Given instruction:
Look through the listing for the word "screenshot". Copy each line that has it.

Lines of data:
════════════════════

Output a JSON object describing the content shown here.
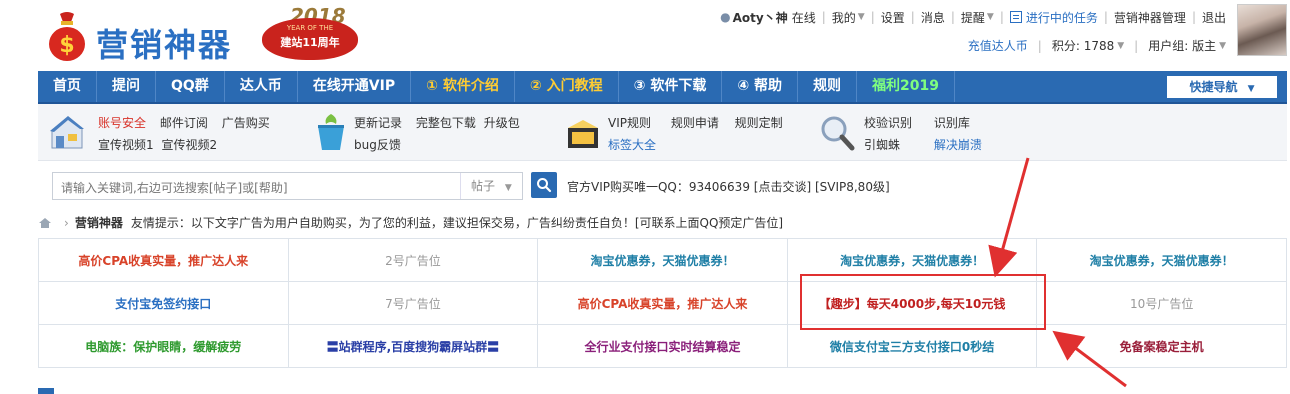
{
  "site": {
    "title": "营销神器",
    "badge_year": "2018",
    "badge_line1": "YEAR OF THE",
    "badge_line2": "建站11周年"
  },
  "topbar": {
    "username": "Aoty丶神",
    "online": "在线",
    "my": "我的",
    "settings": "设置",
    "messages": "消息",
    "remind": "提醒",
    "tasks": "进行中的任务",
    "manage": "营销神器管理",
    "logout": "退出"
  },
  "topbar2": {
    "recharge": "充值达人币",
    "points": "积分: 1788",
    "group": "用户组: 版主"
  },
  "nav": {
    "items": [
      {
        "label": "首页",
        "style": "white"
      },
      {
        "label": "提问",
        "style": "white"
      },
      {
        "label": "QQ群",
        "style": "white"
      },
      {
        "label": "达人币",
        "style": "white"
      },
      {
        "label": "在线开通VIP",
        "style": "white"
      },
      {
        "label": "① 软件介绍",
        "style": "yellow"
      },
      {
        "label": "② 入门教程",
        "style": "yellow"
      },
      {
        "label": "③ 软件下载",
        "style": "white"
      },
      {
        "label": "④ 帮助",
        "style": "white"
      },
      {
        "label": "规则",
        "style": "white"
      },
      {
        "label": "福利2019",
        "style": "green"
      }
    ],
    "quick": "快捷导航"
  },
  "subnav": {
    "g1_row1": [
      "账号安全",
      "邮件订阅",
      "广告购买"
    ],
    "g1_row2": [
      "宣传视频1",
      "宣传视频2"
    ],
    "g2_row1": [
      "更新记录",
      "完整包下载",
      "升级包"
    ],
    "g2_row2": [
      "bug反馈"
    ],
    "g3_row1": [
      "VIP规则",
      "规则申请",
      "规则定制"
    ],
    "g3_row2": [
      "标签大全"
    ],
    "g4_row1": [
      "校验识别",
      "识别库"
    ],
    "g4_row2": [
      "引蜘蛛",
      "解决崩溃"
    ]
  },
  "search": {
    "placeholder": "请输入关键词,右边可选搜索[帖子]或[帮助]",
    "type": "帖子",
    "vip_note": "官方VIP购买唯一QQ：93406639 [点击交谈] [SVIP8,80级]"
  },
  "crumb": {
    "forum": "营销神器",
    "tip": "友情提示：以下文字广告为用户自助购买，为了您的利益，建议担保交易，广告纠纷责任自负！[可联系上面QQ预定广告位]"
  },
  "ads": [
    [
      "高价CPA收真实量，推广达人来",
      "2号广告位",
      "淘宝优惠券，天猫优惠券！",
      "淘宝优惠券，天猫优惠券！",
      "淘宝优惠券，天猫优惠券！"
    ],
    [
      "支付宝免签约接口",
      "7号广告位",
      "高价CPA收真实量，推广达人来",
      "【趣步】每天4000步,每天10元钱",
      "10号广告位"
    ],
    [
      "电脑族：保护眼睛，缓解疲劳",
      "〓站群程序,百度搜狗霸屏站群〓",
      "全行业支付接口实时结算稳定",
      "微信支付宝三方支付接口0秒结",
      "免备案稳定主机"
    ]
  ],
  "colors": {
    "nav_bg": "#2a6ab2",
    "accent_red": "#e03030"
  }
}
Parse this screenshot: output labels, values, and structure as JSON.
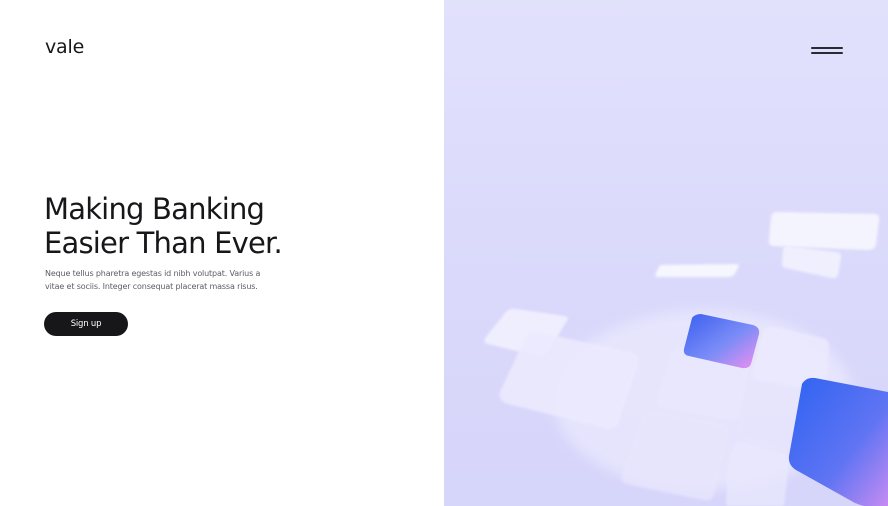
{
  "brand": {
    "name": "vale"
  },
  "hero": {
    "headline_line1": "Making Banking",
    "headline_line2": "Easier Than Ever.",
    "description_line1": "Neque tellus pharetra egestas id nibh volutpat. Varius a",
    "description_line2": "vitae et sociis. Integer consequat placerat massa risus.",
    "cta_label": "Sign up"
  },
  "colors": {
    "panel_background": "#dcdbfb",
    "button_background": "#17171a",
    "button_text": "#ffffff",
    "accent_blue": "#3f6ff0",
    "accent_pink": "#e78bf0"
  },
  "icons": {
    "menu": "hamburger-menu-icon"
  }
}
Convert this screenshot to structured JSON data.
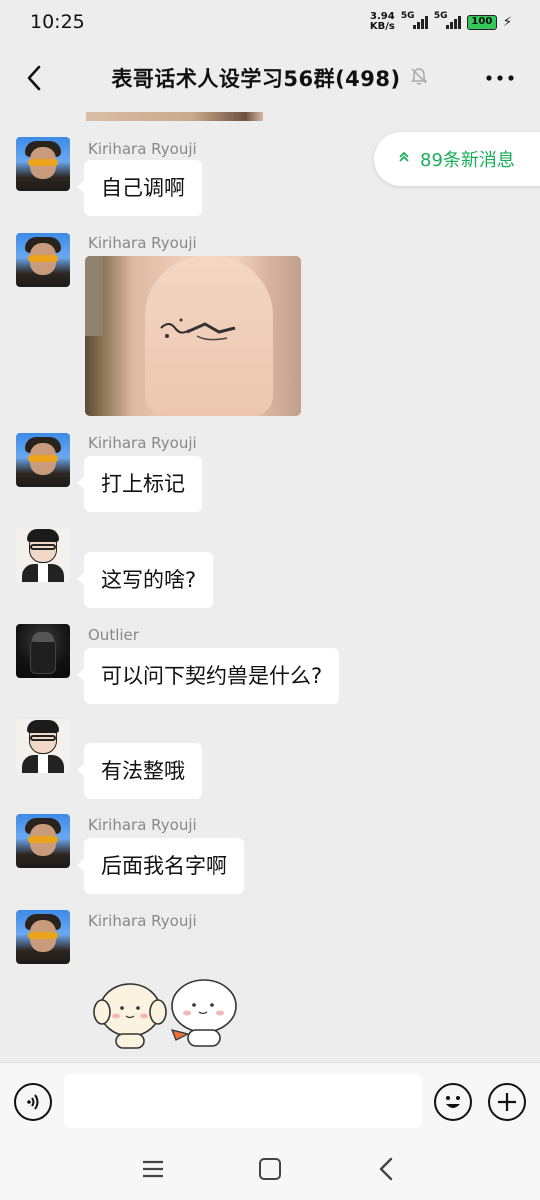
{
  "status_bar": {
    "time": "10:25",
    "net_speed_value": "3.94",
    "net_speed_unit": "KB/s",
    "sim1_label": "5G",
    "sim2_label": "5G",
    "battery_level": "100"
  },
  "header": {
    "title": "表哥话术人设学习56群(498)",
    "back_icon": "back-arrow-icon",
    "mute_icon": "bell-muted-icon",
    "more_icon": "more-dots-icon"
  },
  "new_messages_pill": {
    "label": "89条新消息",
    "icon": "double-chevron-up-icon",
    "color": "#1aad5a"
  },
  "messages": [
    {
      "sender": "Kirihara Ryouji",
      "avatar": "kirihara-avatar",
      "type": "text",
      "text": "自己调啊"
    },
    {
      "sender": "Kirihara Ryouji",
      "avatar": "kirihara-avatar",
      "type": "image",
      "text": ""
    },
    {
      "sender": "Kirihara Ryouji",
      "avatar": "kirihara-avatar",
      "type": "text",
      "text": "打上标记"
    },
    {
      "sender": "",
      "avatar": "cartoon-avatar",
      "type": "text",
      "text": "这写的啥?"
    },
    {
      "sender": "Outlier",
      "avatar": "outlier-avatar",
      "type": "text",
      "text": "可以问下契约兽是什么?"
    },
    {
      "sender": "",
      "avatar": "cartoon-avatar",
      "type": "text",
      "text": "有法整哦"
    },
    {
      "sender": "Kirihara Ryouji",
      "avatar": "kirihara-avatar",
      "type": "text",
      "text": "后面我名字啊"
    },
    {
      "sender": "Kirihara Ryouji",
      "avatar": "kirihara-avatar",
      "type": "sticker",
      "text": ""
    }
  ],
  "input_bar": {
    "placeholder": "",
    "voice_icon": "voice-icon",
    "emoji_icon": "emoji-icon",
    "plus_icon": "plus-icon"
  },
  "system_nav": {
    "menu_icon": "menu-icon",
    "home_icon": "home-icon",
    "back_icon": "back-icon"
  }
}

════════════════════

Task solution:
Parse this screenshot: output labels, values, and structure as JSON.
Convert this screenshot to structured JSON data.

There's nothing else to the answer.